-- Exercise --
Print all of the entries exactly, minus the pictures.

*** Material provided ***

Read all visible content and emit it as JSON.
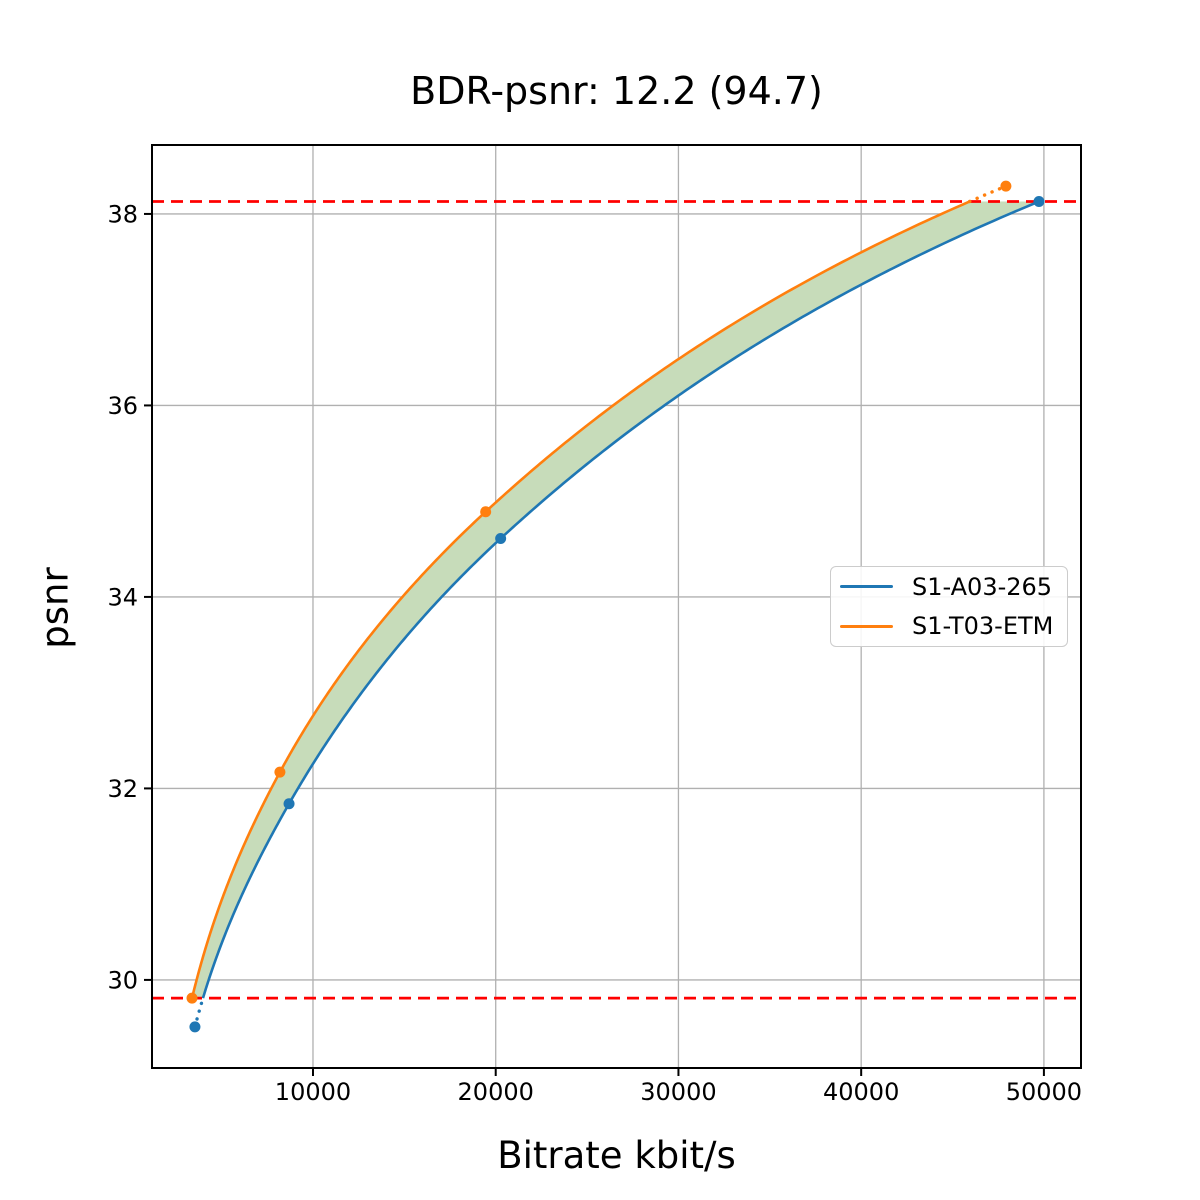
{
  "chart_data": {
    "type": "line",
    "title": "BDR-psnr: 12.2 (94.7)",
    "xlabel": "Bitrate kbit/s",
    "ylabel": "psnr",
    "bdr_value": "12.2",
    "bdr_secondary_value": "94.7",
    "xlim": [
      1190,
      52030
    ],
    "ylim": [
      29.08,
      38.72
    ],
    "xticks": [
      10000,
      20000,
      30000,
      40000,
      50000
    ],
    "xtick_labels": [
      "10000",
      "20000",
      "30000",
      "40000",
      "50000"
    ],
    "yticks": [
      30,
      32,
      34,
      36,
      38
    ],
    "ytick_labels": [
      "30",
      "32",
      "34",
      "36",
      "38"
    ],
    "grid": true,
    "grid_color": "#b0b0b0",
    "axes_color": "#000000",
    "legend_position": "center right",
    "series": [
      {
        "name": "S1-A03-265",
        "color": "#1f77b4",
        "marker": "circle",
        "points": [
          [
            3540,
            29.51
          ],
          [
            8690,
            31.84
          ],
          [
            20270,
            34.61
          ],
          [
            49730,
            38.13
          ]
        ]
      },
      {
        "name": "S1-T03-ETM",
        "color": "#ff7f0e",
        "marker": "circle",
        "points": [
          [
            3380,
            29.81
          ],
          [
            8190,
            32.17
          ],
          [
            19450,
            34.89
          ],
          [
            47920,
            38.29
          ]
        ]
      }
    ],
    "overlap_region": {
      "low_psnr": 29.81,
      "high_psnr": 38.13,
      "line_color": "#ff0000",
      "line_style": "dashed",
      "fill_color": "#c7dcba"
    }
  }
}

***

-- Output for this exercise --
Read all visible content and emit it as JSON.
{
  "chart_data": {
    "type": "line",
    "title": "BDR-psnr: 12.2 (94.7)",
    "xlabel": "Bitrate kbit/s",
    "ylabel": "psnr",
    "bdr_value": "12.2",
    "bdr_secondary_value": "94.7",
    "xlim": [
      1190,
      52030
    ],
    "ylim": [
      29.08,
      38.72
    ],
    "xticks": [
      10000,
      20000,
      30000,
      40000,
      50000
    ],
    "xtick_labels": [
      "10000",
      "20000",
      "30000",
      "40000",
      "50000"
    ],
    "yticks": [
      30,
      32,
      34,
      36,
      38
    ],
    "ytick_labels": [
      "30",
      "32",
      "34",
      "36",
      "38"
    ],
    "grid": true,
    "grid_color": "#b0b0b0",
    "axes_color": "#000000",
    "legend_position": "center right",
    "series": [
      {
        "name": "S1-A03-265",
        "color": "#1f77b4",
        "marker": "circle",
        "points": [
          [
            3540,
            29.51
          ],
          [
            8690,
            31.84
          ],
          [
            20270,
            34.61
          ],
          [
            49730,
            38.13
          ]
        ]
      },
      {
        "name": "S1-T03-ETM",
        "color": "#ff7f0e",
        "marker": "circle",
        "points": [
          [
            3380,
            29.81
          ],
          [
            8190,
            32.17
          ],
          [
            19450,
            34.89
          ],
          [
            47920,
            38.29
          ]
        ]
      }
    ],
    "overlap_region": {
      "low_psnr": 29.81,
      "high_psnr": 38.13,
      "line_color": "#ff0000",
      "line_style": "dashed",
      "fill_color": "#c7dcba"
    }
  }
}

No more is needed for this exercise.